WORK TO DO> Repeat, exactly and in full, the lines of the listing below, but without any pictures.

Records from a collection:
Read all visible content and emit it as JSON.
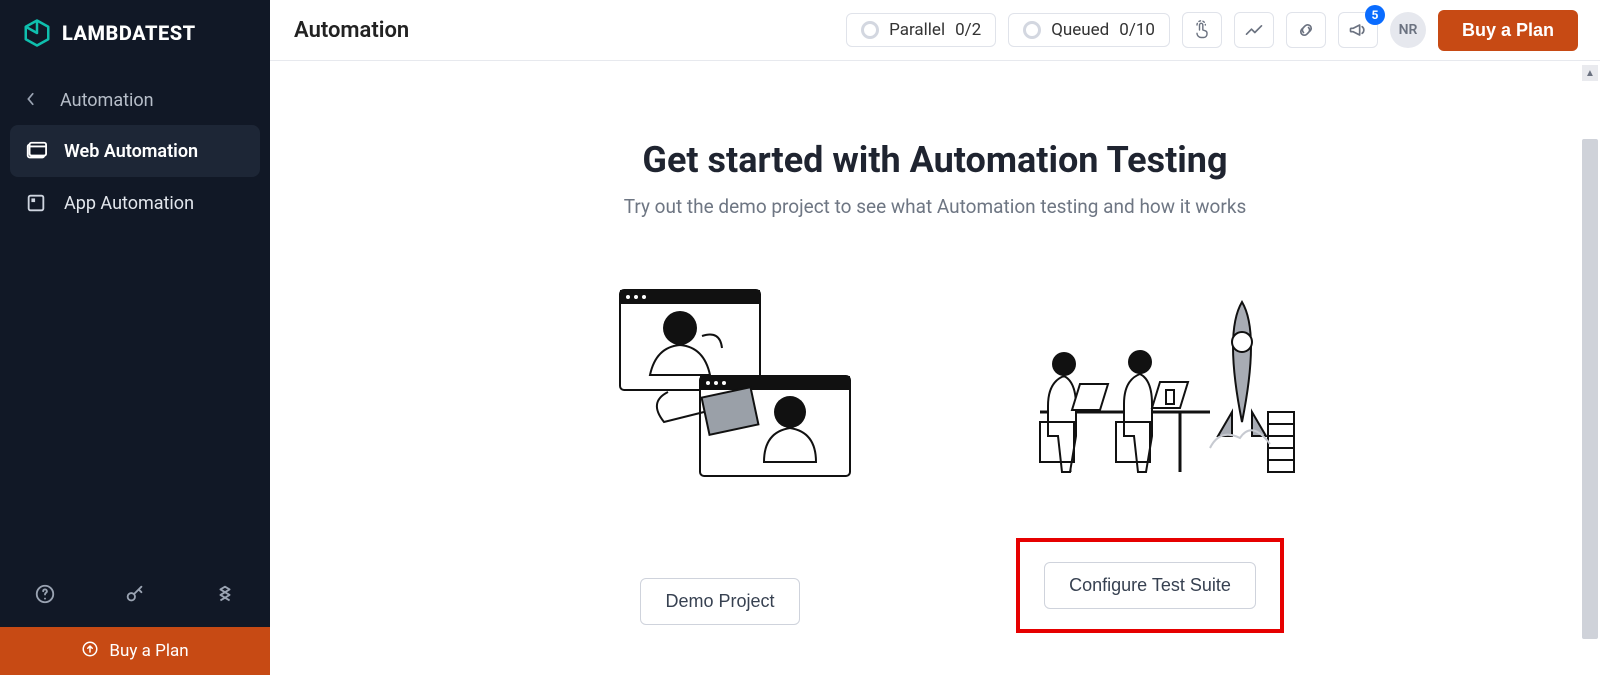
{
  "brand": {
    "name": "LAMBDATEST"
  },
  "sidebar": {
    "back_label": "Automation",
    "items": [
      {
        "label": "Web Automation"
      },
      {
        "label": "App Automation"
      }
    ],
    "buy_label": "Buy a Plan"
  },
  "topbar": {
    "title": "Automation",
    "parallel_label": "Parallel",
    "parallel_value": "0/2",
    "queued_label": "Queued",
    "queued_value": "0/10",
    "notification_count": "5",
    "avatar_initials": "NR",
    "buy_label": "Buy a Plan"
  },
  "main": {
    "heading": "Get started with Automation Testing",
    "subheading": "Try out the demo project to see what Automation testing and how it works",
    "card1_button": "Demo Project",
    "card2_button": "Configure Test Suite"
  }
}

FULL SOLUTION>
Read all visible content and emit it as JSON.
{
  "brand": {
    "name": "LAMBDATEST"
  },
  "sidebar": {
    "back_label": "Automation",
    "items": [
      {
        "label": "Web Automation"
      },
      {
        "label": "App Automation"
      }
    ],
    "buy_label": "Buy a Plan"
  },
  "topbar": {
    "title": "Automation",
    "parallel_label": "Parallel",
    "parallel_value": "0/2",
    "queued_label": "Queued",
    "queued_value": "0/10",
    "notification_count": "5",
    "avatar_initials": "NR",
    "buy_label": "Buy a Plan"
  },
  "main": {
    "heading": "Get started with Automation Testing",
    "subheading": "Try out the demo project to see what Automation testing and how it works",
    "card1_button": "Demo Project",
    "card2_button": "Configure Test Suite"
  }
}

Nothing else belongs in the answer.